Exercise requirements ->
Word for word, give the material below again, minus any images.

Extracted data entries:
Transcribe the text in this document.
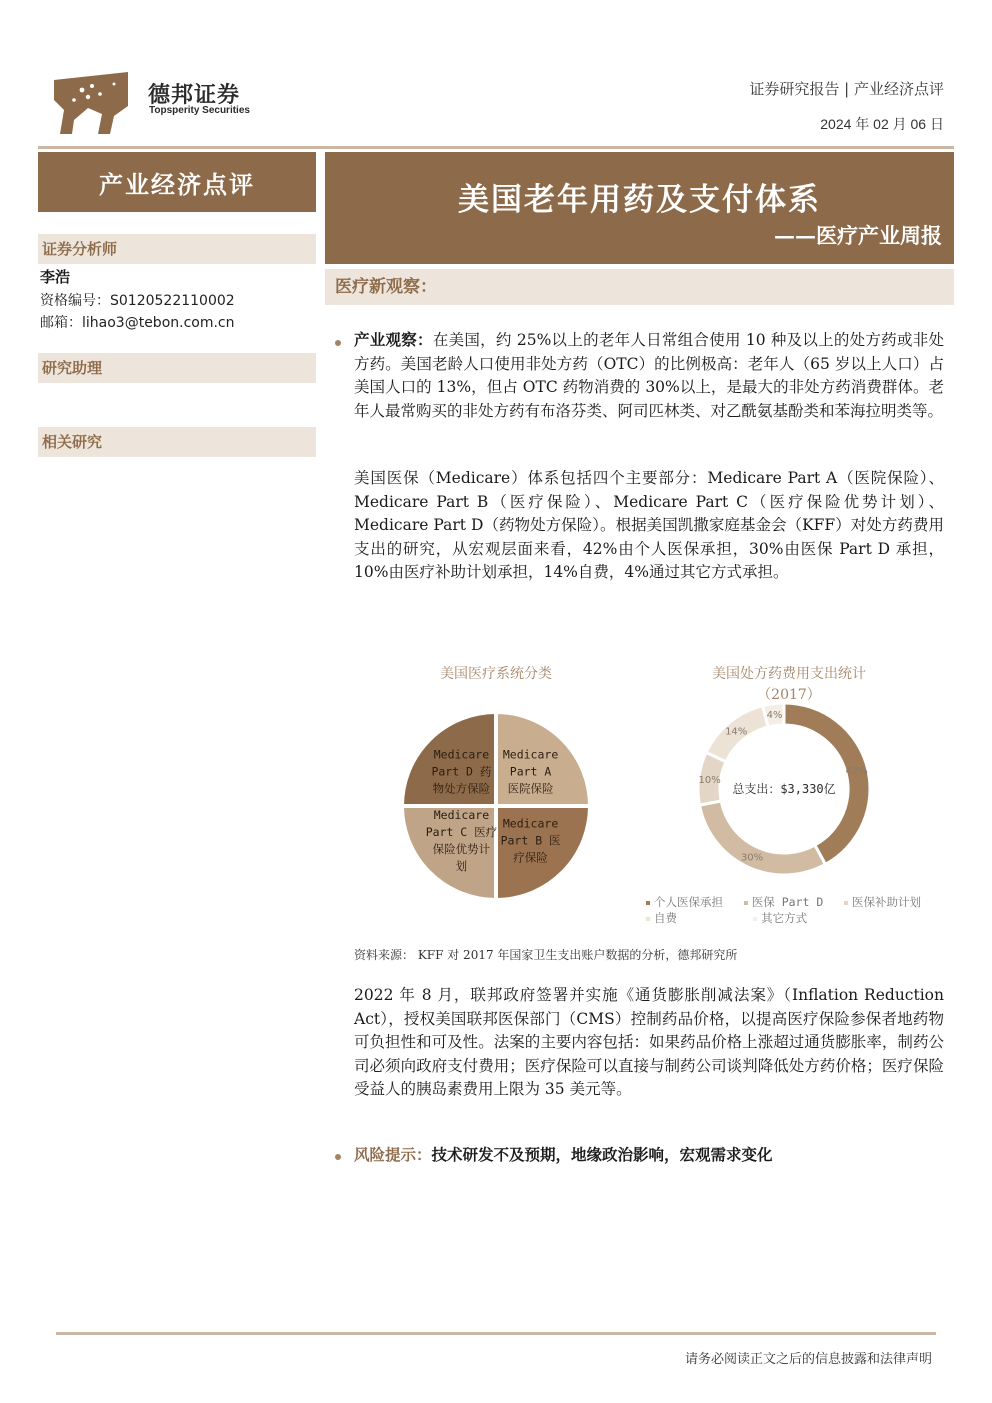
德邦证券
Topsperity Securities
证券研究报告 | 产业经济点评
2024 年 02 月 06 日
产业经济点评	美国老年用药及支付体系
——医疗产业周报
证券分析师
李浩
资格编号：S0120522110002
邮箱：lihao3@tebon.com.cn
研究助理
相关研究
医疗新观察：
产业观察：在美国，约 25%以上的老年人日常组合使用 10 种及以上的处方药或非处方药。美国老龄人口使用非处方药（OTC）的比例极高：老年人（65 岁以上人口）占美国人口的 13%，但占 OTC 药物消费的 30%以上，是最大的非处方药消费群体。老年人最常购买的非处方药有布洛芬类、阿司匹林类、对乙酰氨基酚类和苯海拉明类等。
美国医保（Medicare）体系包括四个主要部分：Medicare Part A（医院保险）、Medicare Part B（医疗保险）、Medicare Part C（医疗保险优势计划）、Medicare Part D（药物处方保险）。根据美国凯撒家庭基金会（KFF）对处方药费用支出的研究，从宏观层面来看，42%由个人医保承担，30%由医保 Part D 承担，10%由医疗补助计划承担，14%自费，4%通过其它方式承担。
美国医疗系统分类
Medicare Part A 医院保险
Medicare Part B 医疗保险
Medicare Part C 医疗保险优势计划
Medicare Part D 药物处方保险
美国处方药费用支出统计
（2017）
42%
30%
10%
14%
4%
总支出：$3,330亿
个人医保承担	医保 Part D	医保补助计划
自费	其它方式
资料来源： KFF 对 2017 年国家卫生支出账户数据的分析，德邦研究所
2022 年 8 月，联邦政府签署并实施《通货膨胀削减法案》（Inflation Reduction Act），授权美国联邦医保部门（CMS）控制药品价格，以提高医疗保险参保者地药物可负担性和可及性。法案的主要内容包括：如果药品价格上涨超过通货膨胀率，制药公司必须向政府支付费用；医疗保险可以直接与制药公司谈判降低处方药价格；医疗保险受益人的胰岛素费用上限为 35 美元等。
风险提示：技术研发不及预期，地缘政治影响，宏观需求变化
请务必阅读正文之后的信息披露和法律声明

Exercise solution ->
Transcribe the text in this document.
德邦证券
Topsperity Securities
证券研究报告 | 产业经济点评
2024 年 02 月 06 日
产业经济点评	美国老年用药及支付体系
——医疗产业周报
证券分析师
李浩
资格编号：S0120522110002
邮箱：lihao3@tebon.com.cn
研究助理
相关研究
医疗新观察：
产业观察：在美国，约 25%以上的老年人日常组合使用 10 种及以上的处方药或非处方药。美国老龄人口使用非处方药（OTC）的比例极高：老年人（65 岁以上人口）占美国人口的 13%，但占 OTC 药物消费的 30%以上，是最大的非处方药消费群体。老年人最常购买的非处方药有布洛芬类、阿司匹林类、对乙酰氨基酚类和苯海拉明类等。
美国医保（Medicare）体系包括四个主要部分：Medicare Part A（医院保险）、Medicare Part B（医疗保险）、Medicare Part C（医疗保险优势计划）、Medicare Part D（药物处方保险）。根据美国凯撒家庭基金会（KFF）对处方药费用支出的研究，从宏观层面来看，42%由个人医保承担，30%由医保 Part D 承担，10%由医疗补助计划承担，14%自费，4%通过其它方式承担。
美国医疗系统分类
Medicare Part A 医院保险
Medicare Part B 医疗保险
Medicare Part C 医疗保险优势计划
Medicare Part D 药物处方保险
美国处方药费用支出统计
（2017）
42%
30%
10%
14%
4%
总支出：$3,330亿
个人医保承担	医保 Part D	医保补助计划
自费	其它方式
资料来源： KFF 对 2017 年国家卫生支出账户数据的分析，德邦研究所
2022 年 8 月，联邦政府签署并实施《通货膨胀削减法案》（Inflation Reduction Act），授权美国联邦医保部门（CMS）控制药品价格，以提高医疗保险参保者地药物可负担性和可及性。法案的主要内容包括：如果药品价格上涨超过通货膨胀率，制药公司必须向政府支付费用；医疗保险可以直接与制药公司谈判降低处方药价格；医疗保险受益人的胰岛素费用上限为 35 美元等。
风险提示：技术研发不及预期，地缘政治影响，宏观需求变化
请务必阅读正文之后的信息披露和法律声明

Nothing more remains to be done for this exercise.